Extracted data entries
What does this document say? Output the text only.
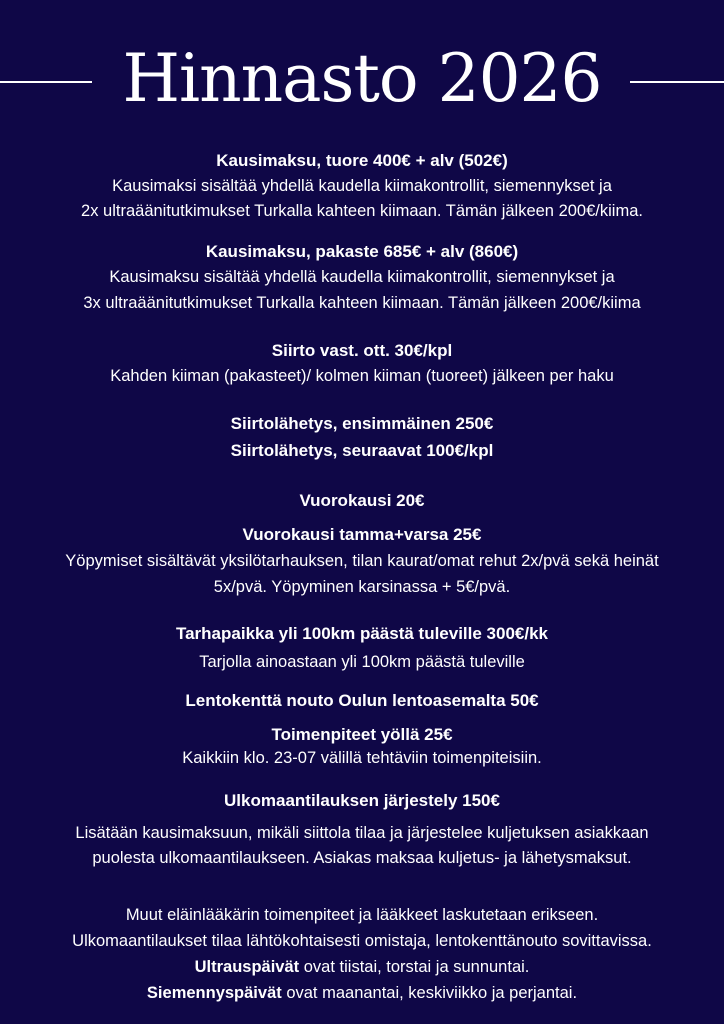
Hinnasto 2026
Kausimaksu, tuore 400€ + alv (502€)
Kausimaksi sisältää yhdellä kaudella kiimakontrollit, siemennykset ja
2x ultraäänitutkimukset Turkalla kahteen kiimaan. Tämän jälkeen 200€/kiima.
Kausimaksu, pakaste 685€ + alv (860€)
Kausimaksu sisältää yhdellä kaudella kiimakontrollit, siemennykset ja
3x ultraäänitutkimukset Turkalla kahteen kiimaan. Tämän jälkeen 200€/kiima
Siirto vast. ott. 30€/kpl
Kahden kiiman (pakasteet)/ kolmen kiiman (tuoreet) jälkeen per haku
Siirtolähetys, ensimmäinen 250€
Siirtolähetys, seuraavat 100€/kpl
Vuorokausi 20€
Vuorokausi tamma+varsa 25€
Yöpymiset sisältävät yksilötarhauksen, tilan kaurat/omat rehut 2x/pvä sekä heinät
5x/pvä. Yöpyminen karsinassa + 5€/pvä.
Tarhapaikka yli 100km päästä tuleville 300€/kk
Tarjolla ainoastaan yli 100km päästä tuleville
Lentokenttä nouto Oulun lentoasemalta 50€
Toimenpiteet yöllä 25€
Kaikkiin klo. 23-07 välillä tehtäviin toimenpiteisiin.
Ulkomaantilauksen järjestely 150€
Lisätään kausimaksuun, mikäli siittola tilaa ja järjestelee kuljetuksen asiakkaan
puolesta ulkomaantilaukseen. Asiakas maksaa kuljetus- ja lähetysmaksut.
Muut eläinlääkärin toimenpiteet ja lääkkeet laskutetaan erikseen.
Ulkomaantilaukset tilaa lähtökohtaisesti omistaja, lentokenttänouto sovittavissa.
Ultrauspäivät ovat tiistai, torstai ja sunnuntai.
Siemennyspäivät ovat maanantai, keskiviikko ja perjantai.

▶ _WORK TO COMPLETE_
Leave out the pictures and repeat everything else in the records exactly.

▶ _SOLUTION BELOW_
What does this document say? Output the text only.
Hinnasto 2026
Kausimaksu, tuore 400€ + alv (502€)
Kausimaksi sisältää yhdellä kaudella kiimakontrollit, siemennykset ja
2x ultraäänitutkimukset Turkalla kahteen kiimaan. Tämän jälkeen 200€/kiima.
Kausimaksu, pakaste 685€ + alv (860€)
Kausimaksu sisältää yhdellä kaudella kiimakontrollit, siemennykset ja
3x ultraäänitutkimukset Turkalla kahteen kiimaan. Tämän jälkeen 200€/kiima
Siirto vast. ott. 30€/kpl
Kahden kiiman (pakasteet)/ kolmen kiiman (tuoreet) jälkeen per haku
Siirtolähetys, ensimmäinen 250€
Siirtolähetys, seuraavat 100€/kpl
Vuorokausi 20€
Vuorokausi tamma+varsa 25€
Yöpymiset sisältävät yksilötarhauksen, tilan kaurat/omat rehut 2x/pvä sekä heinät
5x/pvä. Yöpyminen karsinassa + 5€/pvä.
Tarhapaikka yli 100km päästä tuleville 300€/kk
Tarjolla ainoastaan yli 100km päästä tuleville
Lentokenttä nouto Oulun lentoasemalta 50€
Toimenpiteet yöllä 25€
Kaikkiin klo. 23-07 välillä tehtäviin toimenpiteisiin.
Ulkomaantilauksen järjestely 150€
Lisätään kausimaksuun, mikäli siittola tilaa ja järjestelee kuljetuksen asiakkaan
puolesta ulkomaantilaukseen. Asiakas maksaa kuljetus- ja lähetysmaksut.
Muut eläinlääkärin toimenpiteet ja lääkkeet laskutetaan erikseen.
Ulkomaantilaukset tilaa lähtökohtaisesti omistaja, lentokenttänouto sovittavissa.
Ultrauspäivät ovat tiistai, torstai ja sunnuntai.
Siemennyspäivät ovat maanantai, keskiviikko ja perjantai.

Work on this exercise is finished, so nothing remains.